WHAT IS BEING ASKED – Will you write out the data exactly, excluding every picture?

*** DATA SHOWN ***

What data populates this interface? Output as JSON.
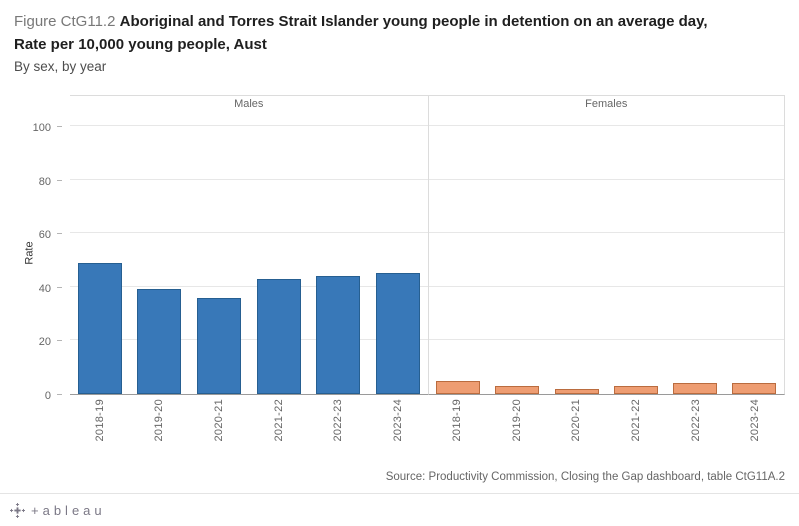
{
  "title": {
    "figure_label": "Figure CtG11.2",
    "line1": "Aboriginal and Torres Strait Islander young people in detention on an average day,",
    "line2": "Rate per 10,000 young people, Aust",
    "subtitle": "By sex, by year"
  },
  "chart_data": {
    "type": "bar",
    "title": "Aboriginal and Torres Strait Islander young people in detention on an average day, Rate per 10,000 young people, Aust",
    "categories": [
      "2018-19",
      "2019-20",
      "2020-21",
      "2021-22",
      "2022-23",
      "2023-24"
    ],
    "panels": [
      {
        "name": "Males",
        "color": "#3878b8",
        "border": "#265f91",
        "values": [
          49,
          39,
          36,
          43,
          44,
          45
        ]
      },
      {
        "name": "Females",
        "color": "#ee9d72",
        "border": "#ba6c3f",
        "values": [
          5,
          3,
          2,
          3,
          4,
          4
        ]
      }
    ],
    "ylabel": "Rate",
    "yticks": [
      0,
      20,
      40,
      60,
      80,
      100
    ],
    "ylim": [
      0,
      105
    ],
    "grid": true,
    "legend": "none"
  },
  "source": "Source: Productivity Commission, Closing the Gap dashboard, table CtG11A.2",
  "footer": {
    "logo_text": "+ableau"
  }
}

***

RESULT FOR THIS TASK –
What data populates this interface? Output as JSON.
{
  "title": {
    "figure_label": "Figure CtG11.2",
    "line1": "Aboriginal and Torres Strait Islander young people in detention on an average day,",
    "line2": "Rate per 10,000 young people, Aust",
    "subtitle": "By sex, by year"
  },
  "chart_data": {
    "type": "bar",
    "title": "Aboriginal and Torres Strait Islander young people in detention on an average day, Rate per 10,000 young people, Aust",
    "categories": [
      "2018-19",
      "2019-20",
      "2020-21",
      "2021-22",
      "2022-23",
      "2023-24"
    ],
    "panels": [
      {
        "name": "Males",
        "color": "#3878b8",
        "border": "#265f91",
        "values": [
          49,
          39,
          36,
          43,
          44,
          45
        ]
      },
      {
        "name": "Females",
        "color": "#ee9d72",
        "border": "#ba6c3f",
        "values": [
          5,
          3,
          2,
          3,
          4,
          4
        ]
      }
    ],
    "ylabel": "Rate",
    "yticks": [
      0,
      20,
      40,
      60,
      80,
      100
    ],
    "ylim": [
      0,
      105
    ],
    "grid": true,
    "legend": "none"
  },
  "source": "Source: Productivity Commission, Closing the Gap dashboard, table CtG11A.2",
  "footer": {
    "logo_text": "+ableau"
  }
}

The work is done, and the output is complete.